=== THE EXERCISE ===
Search the listing for the string "marker" and copy every line that contains it.

=== EXTRACTED ENTRIES ===
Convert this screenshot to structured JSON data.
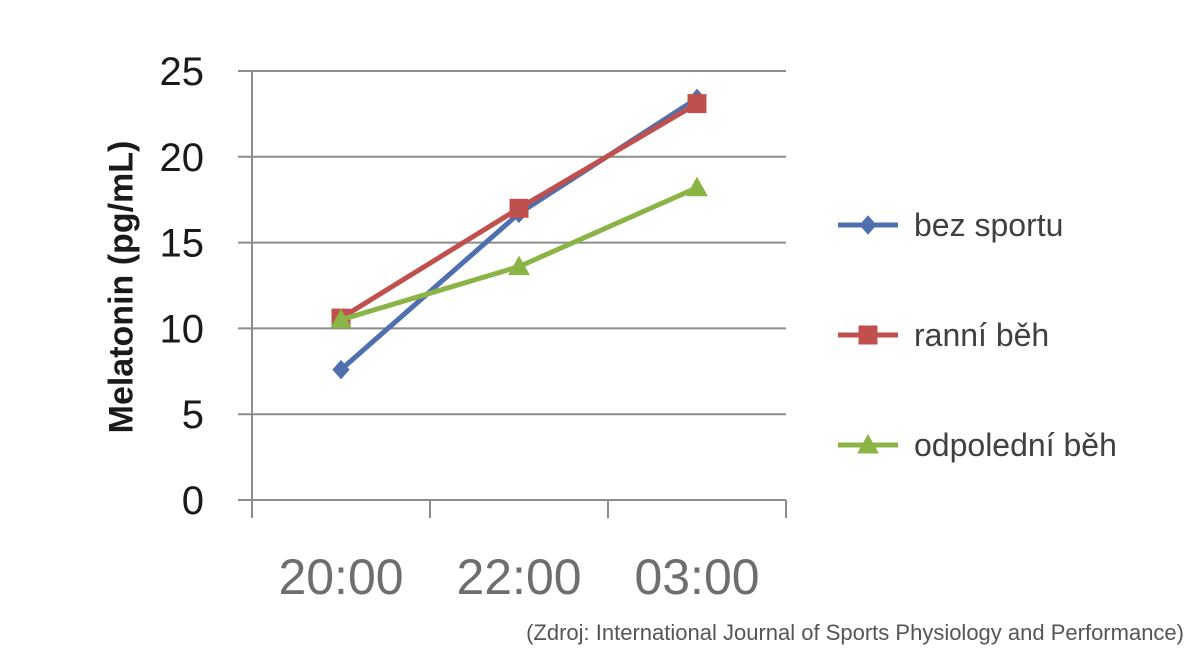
{
  "chart_data": {
    "type": "line",
    "categories": [
      "20:00",
      "22:00",
      "03:00"
    ],
    "ylabel": "Melatonin (pg/mL)",
    "xlabel": "",
    "ylim": [
      0,
      25
    ],
    "yticks": [
      0,
      5,
      10,
      15,
      20,
      25
    ],
    "grid": true,
    "legend_position": "right",
    "series": [
      {
        "name": "bez sportu",
        "values": [
          7.6,
          16.7,
          23.4
        ],
        "color": "#4f6fae",
        "marker": "diamond"
      },
      {
        "name": "ranní běh",
        "values": [
          10.6,
          17.0,
          23.1
        ],
        "color": "#c0504d",
        "marker": "square"
      },
      {
        "name": "odpolední běh",
        "values": [
          10.5,
          13.6,
          18.2
        ],
        "color": "#8ab446",
        "marker": "triangle"
      }
    ]
  },
  "source": "(Zdroj: International Journal of Sports Physiology and Performance)"
}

=== RESULT ===
        "marker": "diamond"
        "marker": "square"
        "marker": "triangle"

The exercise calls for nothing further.